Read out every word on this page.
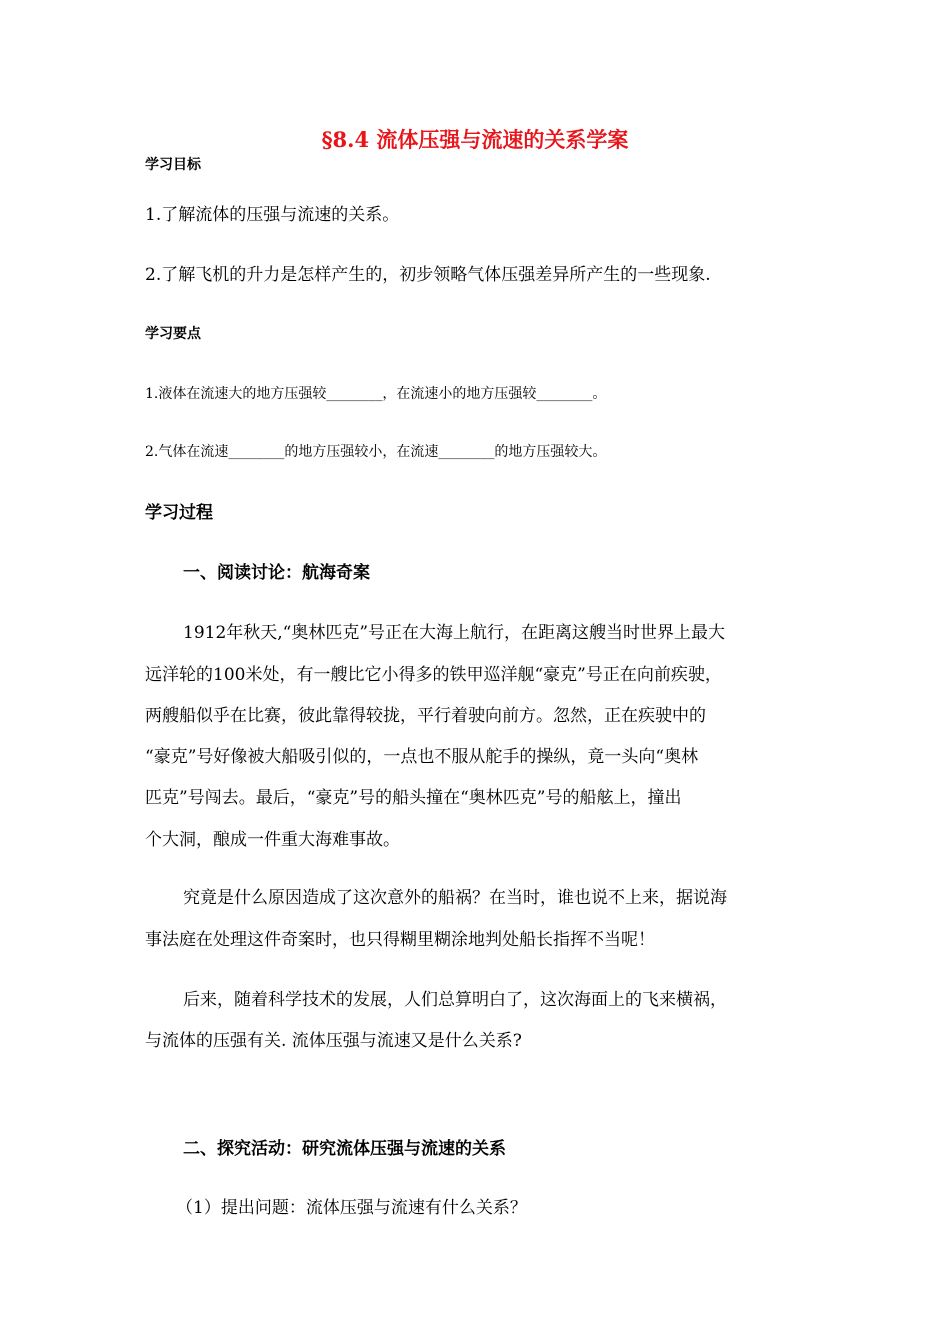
§8.4 流体压强与流速的关系学案

学习目标

1.了解流体的压强与流速的关系。

2.了解飞机的升力是怎样产生的，初步领略气体压强差异所产生的一些现象.

学习要点

1.液体在流速大的地方压强较________，在流速小的地方压强较________。

2.气体在流速________的地方压强较小，在流速________的地方压强较大。

学习过程

一、阅读讨论：航海奇案

1912年秋天,“奥林匹克”号正在大海上航行，在距离这艘当时世界上最大

远洋轮的100米处，有一艘比它小得多的铁甲巡洋舰“豪克”号正在向前疾驶，

两艘船似乎在比赛，彼此靠得较拢，平行着驶向前方。忽然，正在疾驶中的

“豪克”号好像被大船吸引似的，一点也不服从舵手的操纵，竟一头向“奥林

匹克”号闯去。最后，“豪克”号的船头撞在“奥林匹克”号的船舷上，撞出

个大洞，酿成一件重大海难事故。

究竟是什么原因造成了这次意外的船祸？在当时，谁也说不上来，据说海

事法庭在处理这件奇案时，也只得糊里糊涂地判处船长指挥不当呢！

后来，随着科学技术的发展，人们总算明白了，这次海面上的飞来横祸，

与流体的压强有关. 流体压强与流速又是什么关系?

二、探究活动：研究流体压强与流速的关系

（1）提出问题：流体压强与流速有什么关系？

==*==

| Problem details |
Give only the number of lines in the records that contain the string "奥林匹克".

| Task solution |
2